▸ **Written exercise**: Reproduce the listing below word for word, with no pictures.

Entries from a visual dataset
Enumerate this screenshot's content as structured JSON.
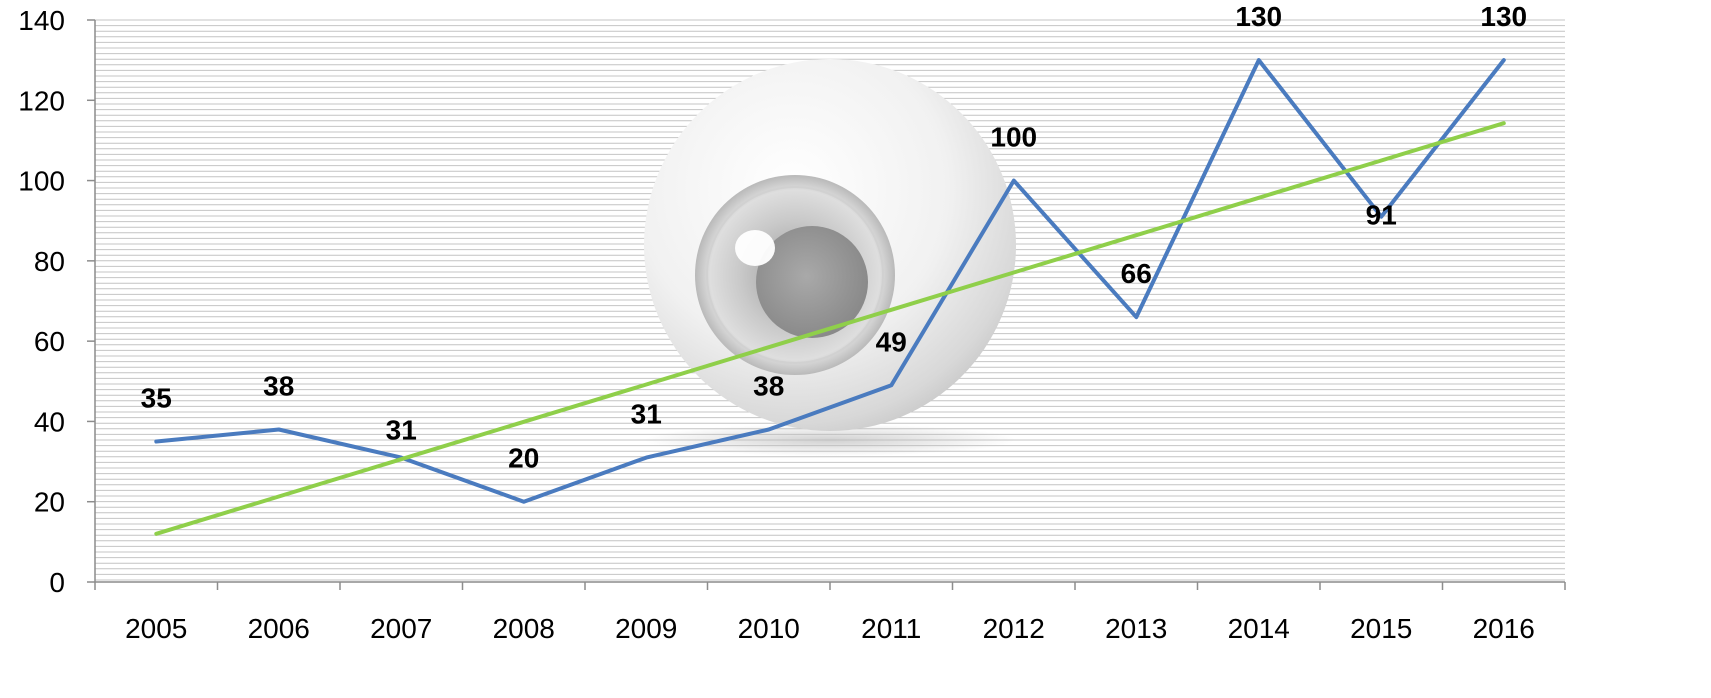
{
  "chart_data": {
    "type": "line",
    "title": "",
    "xlabel": "",
    "ylabel": "",
    "categories": [
      "2005",
      "2006",
      "2007",
      "2008",
      "2009",
      "2010",
      "2011",
      "2012",
      "2013",
      "2014",
      "2015",
      "2016"
    ],
    "series": [
      {
        "values": [
          35,
          38,
          31,
          20,
          31,
          38,
          49,
          100,
          66,
          130,
          91,
          130
        ],
        "color": "#4a7bbf",
        "data_labels": true
      },
      {
        "kind": "linear-trendline",
        "values": [
          12,
          21.3,
          30.6,
          39.9,
          49.2,
          58.5,
          67.8,
          77.1,
          86.4,
          95.7,
          105,
          114.3
        ],
        "color": "#8fcf4a",
        "data_labels": false
      }
    ],
    "ylim": [
      0,
      140
    ],
    "yticks": [
      0,
      20,
      40,
      60,
      80,
      100,
      120,
      140
    ],
    "grid": true,
    "legend": "none",
    "background_image": "eyeball-icon"
  }
}
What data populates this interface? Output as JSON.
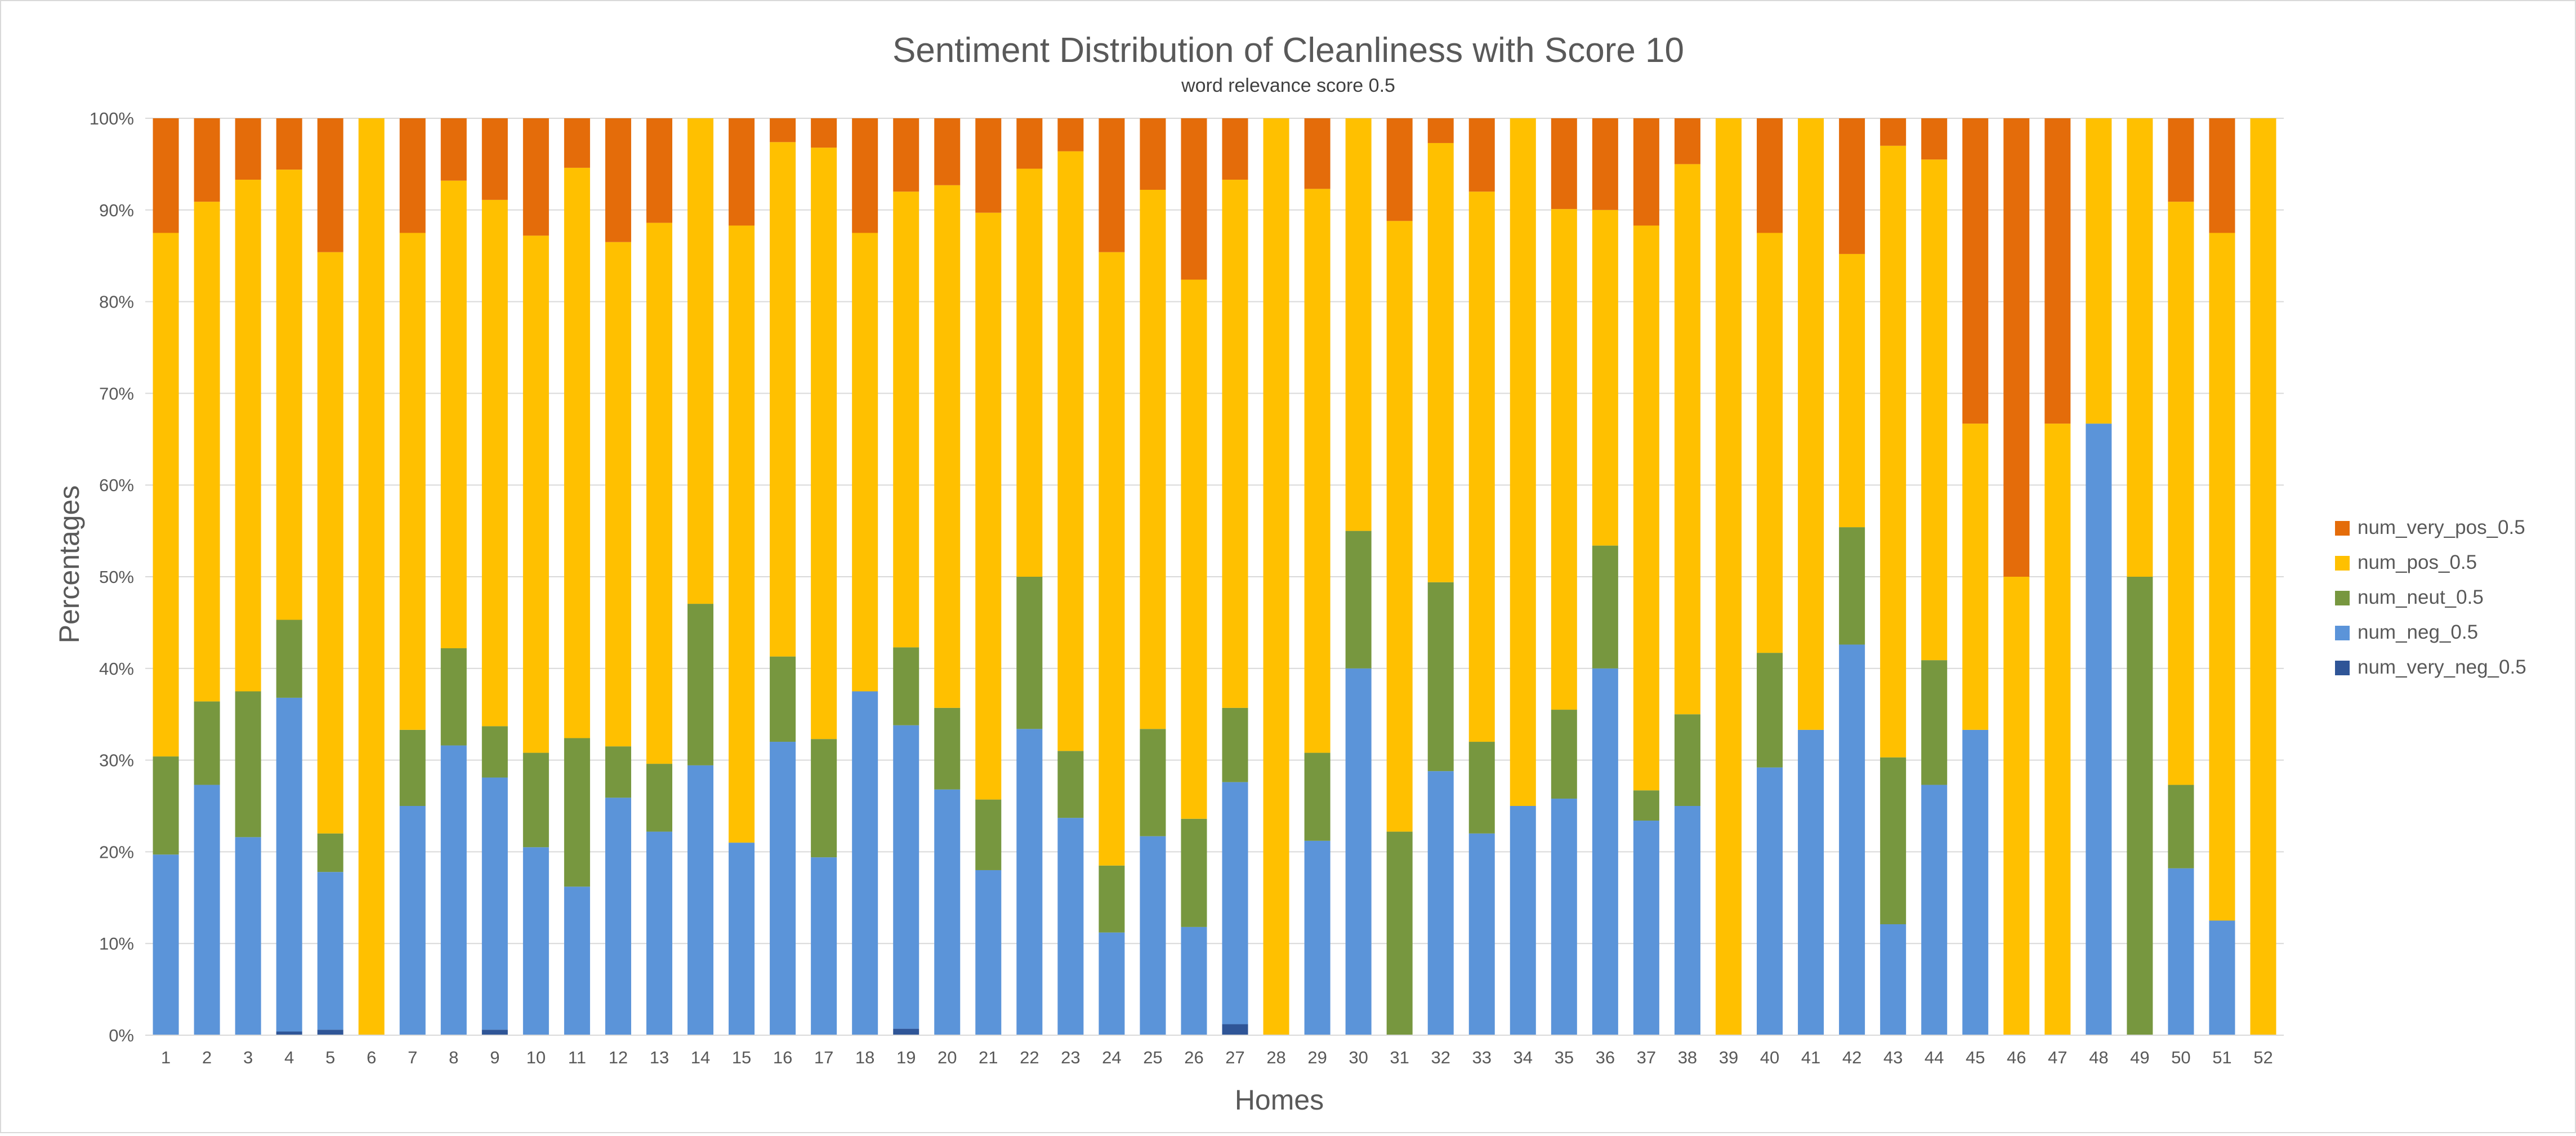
{
  "chart_data": {
    "type": "bar",
    "stacked": true,
    "percent_stacked": true,
    "title": "Sentiment Distribution of Cleanliness with Score 10",
    "subtitle": "word relevance score 0.5",
    "xlabel": "Homes",
    "ylabel": "Percentages",
    "ylim": [
      0,
      100
    ],
    "yticks": [
      "0%",
      "10%",
      "20%",
      "30%",
      "40%",
      "50%",
      "60%",
      "70%",
      "80%",
      "90%",
      "100%"
    ],
    "grid": true,
    "legend_position": "right",
    "categories": [
      "1",
      "2",
      "3",
      "4",
      "5",
      "6",
      "7",
      "8",
      "9",
      "10",
      "11",
      "12",
      "13",
      "14",
      "15",
      "16",
      "17",
      "18",
      "19",
      "20",
      "21",
      "22",
      "23",
      "24",
      "25",
      "26",
      "27",
      "28",
      "29",
      "30",
      "31",
      "32",
      "33",
      "34",
      "35",
      "36",
      "37",
      "38",
      "39",
      "40",
      "41",
      "42",
      "43",
      "44",
      "45",
      "46",
      "47",
      "48",
      "49",
      "50",
      "51",
      "52"
    ],
    "series": [
      {
        "name": "num_very_neg_0.5",
        "color": "#2f5597",
        "values": [
          0,
          0,
          0,
          0.4,
          0.6,
          0,
          0,
          0,
          0.6,
          0,
          0,
          0,
          0,
          0,
          0,
          0,
          0,
          0,
          0.7,
          0,
          0,
          0,
          0,
          0,
          0,
          0,
          1.2,
          0,
          0,
          0,
          0,
          0,
          0,
          0,
          0,
          0,
          0,
          0,
          0,
          0,
          0,
          0,
          0,
          0,
          0,
          0,
          0,
          0,
          0,
          0,
          0,
          0
        ]
      },
      {
        "name": "num_neg_0.5",
        "color": "#5b94d9",
        "values": [
          19.7,
          27.3,
          21.6,
          36.4,
          17.2,
          0,
          25,
          31.6,
          27.5,
          20.5,
          16.2,
          25.9,
          22.2,
          29.4,
          21,
          32,
          19.4,
          37.5,
          33.1,
          26.8,
          18,
          33.4,
          23.7,
          11.2,
          21.7,
          11.8,
          26.4,
          0,
          21.2,
          40,
          0,
          28.8,
          22,
          25,
          25.8,
          40,
          23.4,
          25,
          0,
          29.2,
          33.3,
          42.6,
          12.1,
          27.3,
          33.3,
          0,
          0,
          66.7,
          0,
          18.2,
          12.5,
          0
        ]
      },
      {
        "name": "num_neut_0.5",
        "color": "#77973f",
        "values": [
          10.7,
          9.1,
          15.9,
          8.5,
          4.2,
          0,
          8.3,
          10.6,
          5.6,
          10.3,
          16.2,
          5.6,
          7.4,
          17.6,
          0,
          9.3,
          12.9,
          0,
          8.5,
          8.9,
          7.7,
          16.6,
          7.3,
          7.3,
          11.7,
          11.8,
          8.1,
          0,
          9.6,
          15,
          22.2,
          20.6,
          10,
          0,
          9.7,
          13.4,
          3.3,
          10,
          0,
          12.5,
          0,
          12.8,
          18.2,
          13.6,
          0,
          0,
          0,
          0,
          50,
          9.1,
          0,
          0
        ]
      },
      {
        "name": "num_pos_0.5",
        "color": "#ffc000",
        "values": [
          57.1,
          54.5,
          55.8,
          49.1,
          63.4,
          100,
          54.2,
          51,
          57.4,
          56.4,
          62.2,
          55,
          59,
          52.9,
          67.3,
          56.1,
          64.5,
          50,
          49.7,
          57,
          64,
          44.5,
          65.4,
          66.9,
          58.8,
          58.8,
          57.6,
          100,
          61.5,
          45,
          66.6,
          47.9,
          60,
          75,
          54.6,
          36.6,
          61.6,
          60,
          100,
          45.8,
          66.7,
          29.8,
          66.7,
          54.6,
          33.4,
          50,
          66.7,
          33.3,
          50,
          63.6,
          75,
          100
        ]
      },
      {
        "name": "num_very_pos_0.5",
        "color": "#e46c0a",
        "values": [
          12.5,
          9.1,
          6.7,
          5.6,
          14.6,
          0,
          12.5,
          6.8,
          8.9,
          12.8,
          5.4,
          13.5,
          11.4,
          0,
          11.7,
          2.6,
          3.2,
          12.5,
          8,
          7.3,
          10.3,
          5.5,
          3.6,
          14.6,
          7.8,
          17.6,
          6.7,
          0,
          7.7,
          0,
          11.2,
          2.7,
          8,
          0,
          9.9,
          10,
          11.7,
          5,
          0,
          12.5,
          0,
          14.8,
          3,
          4.5,
          33.3,
          50,
          33.3,
          0,
          0,
          9.1,
          12.5,
          0
        ]
      }
    ]
  }
}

▸ **Answer for this exercise**:
Enumerate this screenshot's content as structured JSON.
{
  "chart_data": {
    "type": "line",
    "title": "",
    "xlabel": "",
    "ylabel": "",
    "categories": [
      "2005",
      "2006",
      "2007",
      "2008",
      "2009",
      "2010",
      "2011",
      "2012",
      "2013",
      "2014",
      "2015",
      "2016"
    ],
    "series": [
      {
        "values": [
          35,
          38,
          31,
          20,
          31,
          38,
          49,
          100,
          66,
          130,
          91,
          130
        ],
        "color": "#4a7bbf",
        "data_labels": true
      },
      {
        "kind": "linear-trendline",
        "values": [
          12,
          21.3,
          30.6,
          39.9,
          49.2,
          58.5,
          67.8,
          77.1,
          86.4,
          95.7,
          105,
          114.3
        ],
        "color": "#8fcf4a",
        "data_labels": false
      }
    ],
    "ylim": [
      0,
      140
    ],
    "yticks": [
      0,
      20,
      40,
      60,
      80,
      100,
      120,
      140
    ],
    "grid": true,
    "legend": "none",
    "background_image": "eyeball-icon"
  }
}
What data populates this interface? Output as JSON.
{
  "chart_data": {
    "type": "bar",
    "stacked": true,
    "percent_stacked": true,
    "title": "Sentiment Distribution of Cleanliness with Score 10",
    "subtitle": "word relevance score 0.5",
    "xlabel": "Homes",
    "ylabel": "Percentages",
    "ylim": [
      0,
      100
    ],
    "yticks": [
      "0%",
      "10%",
      "20%",
      "30%",
      "40%",
      "50%",
      "60%",
      "70%",
      "80%",
      "90%",
      "100%"
    ],
    "grid": true,
    "legend_position": "right",
    "categories": [
      "1",
      "2",
      "3",
      "4",
      "5",
      "6",
      "7",
      "8",
      "9",
      "10",
      "11",
      "12",
      "13",
      "14",
      "15",
      "16",
      "17",
      "18",
      "19",
      "20",
      "21",
      "22",
      "23",
      "24",
      "25",
      "26",
      "27",
      "28",
      "29",
      "30",
      "31",
      "32",
      "33",
      "34",
      "35",
      "36",
      "37",
      "38",
      "39",
      "40",
      "41",
      "42",
      "43",
      "44",
      "45",
      "46",
      "47",
      "48",
      "49",
      "50",
      "51",
      "52"
    ],
    "series": [
      {
        "name": "num_very_neg_0.5",
        "color": "#2f5597",
        "values": [
          0,
          0,
          0,
          0.4,
          0.6,
          0,
          0,
          0,
          0.6,
          0,
          0,
          0,
          0,
          0,
          0,
          0,
          0,
          0,
          0.7,
          0,
          0,
          0,
          0,
          0,
          0,
          0,
          1.2,
          0,
          0,
          0,
          0,
          0,
          0,
          0,
          0,
          0,
          0,
          0,
          0,
          0,
          0,
          0,
          0,
          0,
          0,
          0,
          0,
          0,
          0,
          0,
          0,
          0
        ]
      },
      {
        "name": "num_neg_0.5",
        "color": "#5b94d9",
        "values": [
          19.7,
          27.3,
          21.6,
          36.4,
          17.2,
          0,
          25,
          31.6,
          27.5,
          20.5,
          16.2,
          25.9,
          22.2,
          29.4,
          21,
          32,
          19.4,
          37.5,
          33.1,
          26.8,
          18,
          33.4,
          23.7,
          11.2,
          21.7,
          11.8,
          26.4,
          0,
          21.2,
          40,
          0,
          28.8,
          22,
          25,
          25.8,
          40,
          23.4,
          25,
          0,
          29.2,
          33.3,
          42.6,
          12.1,
          27.3,
          33.3,
          0,
          0,
          66.7,
          0,
          18.2,
          12.5,
          0
        ]
      },
      {
        "name": "num_neut_0.5",
        "color": "#77973f",
        "values": [
          10.7,
          9.1,
          15.9,
          8.5,
          4.2,
          0,
          8.3,
          10.6,
          5.6,
          10.3,
          16.2,
          5.6,
          7.4,
          17.6,
          0,
          9.3,
          12.9,
          0,
          8.5,
          8.9,
          7.7,
          16.6,
          7.3,
          7.3,
          11.7,
          11.8,
          8.1,
          0,
          9.6,
          15,
          22.2,
          20.6,
          10,
          0,
          9.7,
          13.4,
          3.3,
          10,
          0,
          12.5,
          0,
          12.8,
          18.2,
          13.6,
          0,
          0,
          0,
          0,
          50,
          9.1,
          0,
          0
        ]
      },
      {
        "name": "num_pos_0.5",
        "color": "#ffc000",
        "values": [
          57.1,
          54.5,
          55.8,
          49.1,
          63.4,
          100,
          54.2,
          51,
          57.4,
          56.4,
          62.2,
          55,
          59,
          52.9,
          67.3,
          56.1,
          64.5,
          50,
          49.7,
          57,
          64,
          44.5,
          65.4,
          66.9,
          58.8,
          58.8,
          57.6,
          100,
          61.5,
          45,
          66.6,
          47.9,
          60,
          75,
          54.6,
          36.6,
          61.6,
          60,
          100,
          45.8,
          66.7,
          29.8,
          66.7,
          54.6,
          33.4,
          50,
          66.7,
          33.3,
          50,
          63.6,
          75,
          100
        ]
      },
      {
        "name": "num_very_pos_0.5",
        "color": "#e46c0a",
        "values": [
          12.5,
          9.1,
          6.7,
          5.6,
          14.6,
          0,
          12.5,
          6.8,
          8.9,
          12.8,
          5.4,
          13.5,
          11.4,
          0,
          11.7,
          2.6,
          3.2,
          12.5,
          8,
          7.3,
          10.3,
          5.5,
          3.6,
          14.6,
          7.8,
          17.6,
          6.7,
          0,
          7.7,
          0,
          11.2,
          2.7,
          8,
          0,
          9.9,
          10,
          11.7,
          5,
          0,
          12.5,
          0,
          14.8,
          3,
          4.5,
          33.3,
          50,
          33.3,
          0,
          0,
          9.1,
          12.5,
          0
        ]
      }
    ]
  }
}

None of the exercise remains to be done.